(Dataset entries on figures)
◇ ◇ ◇

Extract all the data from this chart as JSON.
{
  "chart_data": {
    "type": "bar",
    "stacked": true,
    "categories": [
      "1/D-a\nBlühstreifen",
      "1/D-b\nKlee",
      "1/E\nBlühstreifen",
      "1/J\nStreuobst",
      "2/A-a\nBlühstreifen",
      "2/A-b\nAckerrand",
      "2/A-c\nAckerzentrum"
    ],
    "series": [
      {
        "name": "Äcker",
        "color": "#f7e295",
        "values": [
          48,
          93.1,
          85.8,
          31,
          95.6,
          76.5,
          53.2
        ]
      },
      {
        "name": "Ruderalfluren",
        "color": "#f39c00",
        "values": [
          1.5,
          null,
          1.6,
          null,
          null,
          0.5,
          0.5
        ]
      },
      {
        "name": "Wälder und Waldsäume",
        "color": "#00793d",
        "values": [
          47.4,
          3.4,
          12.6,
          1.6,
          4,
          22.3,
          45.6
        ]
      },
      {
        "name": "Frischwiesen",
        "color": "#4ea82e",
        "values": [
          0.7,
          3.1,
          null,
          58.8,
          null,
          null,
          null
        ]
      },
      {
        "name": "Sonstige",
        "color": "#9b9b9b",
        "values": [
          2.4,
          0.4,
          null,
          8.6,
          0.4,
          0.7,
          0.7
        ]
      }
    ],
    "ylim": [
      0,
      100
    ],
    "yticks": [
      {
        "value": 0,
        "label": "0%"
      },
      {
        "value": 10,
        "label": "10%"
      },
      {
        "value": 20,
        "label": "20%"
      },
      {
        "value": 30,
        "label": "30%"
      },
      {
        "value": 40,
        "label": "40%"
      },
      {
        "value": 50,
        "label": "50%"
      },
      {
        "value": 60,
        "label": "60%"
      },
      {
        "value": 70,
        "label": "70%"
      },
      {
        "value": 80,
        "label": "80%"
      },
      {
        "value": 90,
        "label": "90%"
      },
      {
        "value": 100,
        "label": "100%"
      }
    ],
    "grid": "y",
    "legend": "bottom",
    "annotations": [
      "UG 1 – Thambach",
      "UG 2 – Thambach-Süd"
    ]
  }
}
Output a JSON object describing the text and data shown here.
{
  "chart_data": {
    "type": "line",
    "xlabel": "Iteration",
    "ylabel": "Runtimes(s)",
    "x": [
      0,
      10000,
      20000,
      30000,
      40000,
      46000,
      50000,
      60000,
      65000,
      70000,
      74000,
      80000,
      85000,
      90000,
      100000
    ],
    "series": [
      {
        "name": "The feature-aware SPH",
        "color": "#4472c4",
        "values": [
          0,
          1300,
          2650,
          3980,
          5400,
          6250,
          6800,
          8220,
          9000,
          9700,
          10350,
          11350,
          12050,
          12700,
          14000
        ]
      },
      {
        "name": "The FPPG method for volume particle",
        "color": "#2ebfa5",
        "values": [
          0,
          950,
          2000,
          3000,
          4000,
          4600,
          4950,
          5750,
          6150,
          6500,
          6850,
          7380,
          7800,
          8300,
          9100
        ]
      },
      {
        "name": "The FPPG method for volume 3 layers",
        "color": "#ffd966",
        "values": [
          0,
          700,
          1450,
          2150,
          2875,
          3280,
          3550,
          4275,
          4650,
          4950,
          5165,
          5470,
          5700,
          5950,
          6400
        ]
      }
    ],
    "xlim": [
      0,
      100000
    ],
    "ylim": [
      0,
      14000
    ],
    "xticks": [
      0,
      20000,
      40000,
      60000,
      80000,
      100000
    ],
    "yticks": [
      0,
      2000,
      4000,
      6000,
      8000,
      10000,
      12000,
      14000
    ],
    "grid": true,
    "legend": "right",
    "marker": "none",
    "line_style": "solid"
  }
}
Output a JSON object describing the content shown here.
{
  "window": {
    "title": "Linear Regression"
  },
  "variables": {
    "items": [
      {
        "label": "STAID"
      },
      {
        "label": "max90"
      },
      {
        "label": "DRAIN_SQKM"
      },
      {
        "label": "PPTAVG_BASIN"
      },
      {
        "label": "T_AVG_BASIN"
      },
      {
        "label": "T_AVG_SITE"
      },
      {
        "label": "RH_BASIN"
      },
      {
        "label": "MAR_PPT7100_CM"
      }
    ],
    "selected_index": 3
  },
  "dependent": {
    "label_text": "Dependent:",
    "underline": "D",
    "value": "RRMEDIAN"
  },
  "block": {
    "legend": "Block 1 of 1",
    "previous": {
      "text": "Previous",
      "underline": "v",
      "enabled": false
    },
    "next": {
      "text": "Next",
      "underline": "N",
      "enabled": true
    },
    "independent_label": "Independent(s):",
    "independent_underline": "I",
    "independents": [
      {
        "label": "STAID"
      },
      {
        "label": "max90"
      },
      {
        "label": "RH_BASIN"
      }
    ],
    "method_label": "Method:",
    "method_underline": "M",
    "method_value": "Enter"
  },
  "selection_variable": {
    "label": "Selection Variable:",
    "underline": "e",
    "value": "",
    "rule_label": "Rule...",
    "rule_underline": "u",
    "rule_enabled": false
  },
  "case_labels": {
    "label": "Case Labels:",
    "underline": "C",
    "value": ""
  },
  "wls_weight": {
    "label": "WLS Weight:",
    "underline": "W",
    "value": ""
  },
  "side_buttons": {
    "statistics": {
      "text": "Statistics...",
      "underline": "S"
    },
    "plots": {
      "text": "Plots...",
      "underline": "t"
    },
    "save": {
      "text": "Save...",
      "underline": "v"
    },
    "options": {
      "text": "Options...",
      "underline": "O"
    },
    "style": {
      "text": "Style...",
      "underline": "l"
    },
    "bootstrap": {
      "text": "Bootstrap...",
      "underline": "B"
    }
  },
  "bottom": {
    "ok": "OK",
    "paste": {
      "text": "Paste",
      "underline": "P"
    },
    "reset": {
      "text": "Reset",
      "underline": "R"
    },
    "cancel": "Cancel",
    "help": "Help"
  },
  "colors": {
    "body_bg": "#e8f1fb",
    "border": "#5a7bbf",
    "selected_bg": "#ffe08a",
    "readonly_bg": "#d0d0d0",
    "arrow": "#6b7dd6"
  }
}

◇ ◇ ◇

Given request: Count the lines in the entries that hold the word "describing", and give nothing but the total.

Task answer: 2